(Dataset excerpt)
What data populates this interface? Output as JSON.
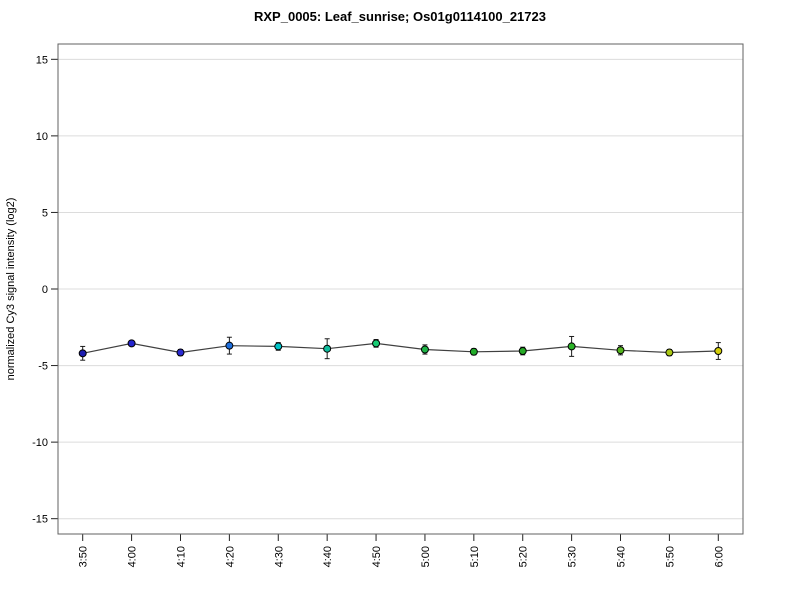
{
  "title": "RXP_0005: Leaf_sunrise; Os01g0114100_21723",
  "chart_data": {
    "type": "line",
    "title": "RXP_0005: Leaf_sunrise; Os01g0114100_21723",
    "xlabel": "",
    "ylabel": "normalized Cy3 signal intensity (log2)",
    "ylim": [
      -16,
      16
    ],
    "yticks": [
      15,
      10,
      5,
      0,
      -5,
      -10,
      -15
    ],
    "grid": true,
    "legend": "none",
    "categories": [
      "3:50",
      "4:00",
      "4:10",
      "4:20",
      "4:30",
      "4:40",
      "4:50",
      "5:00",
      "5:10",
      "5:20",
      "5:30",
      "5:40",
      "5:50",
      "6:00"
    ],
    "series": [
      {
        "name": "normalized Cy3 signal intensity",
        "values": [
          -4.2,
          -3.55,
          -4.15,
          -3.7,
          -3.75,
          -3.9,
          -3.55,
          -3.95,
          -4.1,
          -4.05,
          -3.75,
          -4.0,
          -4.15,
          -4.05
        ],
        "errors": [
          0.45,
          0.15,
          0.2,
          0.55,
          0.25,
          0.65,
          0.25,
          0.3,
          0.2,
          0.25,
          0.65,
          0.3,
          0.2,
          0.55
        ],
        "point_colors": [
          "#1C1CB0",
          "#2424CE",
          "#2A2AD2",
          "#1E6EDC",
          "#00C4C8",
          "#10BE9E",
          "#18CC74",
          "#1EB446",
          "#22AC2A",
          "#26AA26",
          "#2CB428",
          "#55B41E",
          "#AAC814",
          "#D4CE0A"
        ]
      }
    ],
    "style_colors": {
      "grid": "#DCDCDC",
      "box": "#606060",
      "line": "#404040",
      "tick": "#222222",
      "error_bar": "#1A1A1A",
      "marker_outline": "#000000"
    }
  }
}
...
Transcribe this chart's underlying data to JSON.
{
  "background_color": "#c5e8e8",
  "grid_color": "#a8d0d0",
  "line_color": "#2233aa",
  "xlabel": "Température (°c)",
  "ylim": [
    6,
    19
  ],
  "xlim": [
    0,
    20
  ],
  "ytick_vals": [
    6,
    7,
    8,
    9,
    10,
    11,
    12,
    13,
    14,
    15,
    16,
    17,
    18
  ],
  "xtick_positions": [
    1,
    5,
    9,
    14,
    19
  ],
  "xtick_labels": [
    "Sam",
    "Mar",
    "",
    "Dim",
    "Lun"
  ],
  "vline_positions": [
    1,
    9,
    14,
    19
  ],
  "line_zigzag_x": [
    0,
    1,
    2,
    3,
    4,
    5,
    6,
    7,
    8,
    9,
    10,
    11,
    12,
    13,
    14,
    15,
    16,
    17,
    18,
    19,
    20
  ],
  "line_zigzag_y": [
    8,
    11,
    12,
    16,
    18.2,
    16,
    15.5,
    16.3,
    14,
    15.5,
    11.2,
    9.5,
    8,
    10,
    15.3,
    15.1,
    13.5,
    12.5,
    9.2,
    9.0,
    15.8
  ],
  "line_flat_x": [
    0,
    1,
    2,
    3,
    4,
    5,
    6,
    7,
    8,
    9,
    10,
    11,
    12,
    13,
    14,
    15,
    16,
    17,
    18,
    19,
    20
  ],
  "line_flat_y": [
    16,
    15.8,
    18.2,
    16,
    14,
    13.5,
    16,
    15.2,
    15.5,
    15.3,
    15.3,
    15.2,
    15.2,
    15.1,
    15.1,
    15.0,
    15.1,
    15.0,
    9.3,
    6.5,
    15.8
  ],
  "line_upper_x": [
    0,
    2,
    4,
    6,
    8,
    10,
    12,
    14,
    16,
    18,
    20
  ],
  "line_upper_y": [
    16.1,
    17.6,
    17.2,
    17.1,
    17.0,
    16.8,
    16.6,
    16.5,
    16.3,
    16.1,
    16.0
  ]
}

■ **What needs to be done**
Using the records above, find and show each line with the string "signal".

■ **Solution to this task**
    "ylabel": "normalized Cy3 signal intensity (log2)",
        "name": "normalized Cy3 signal intensity",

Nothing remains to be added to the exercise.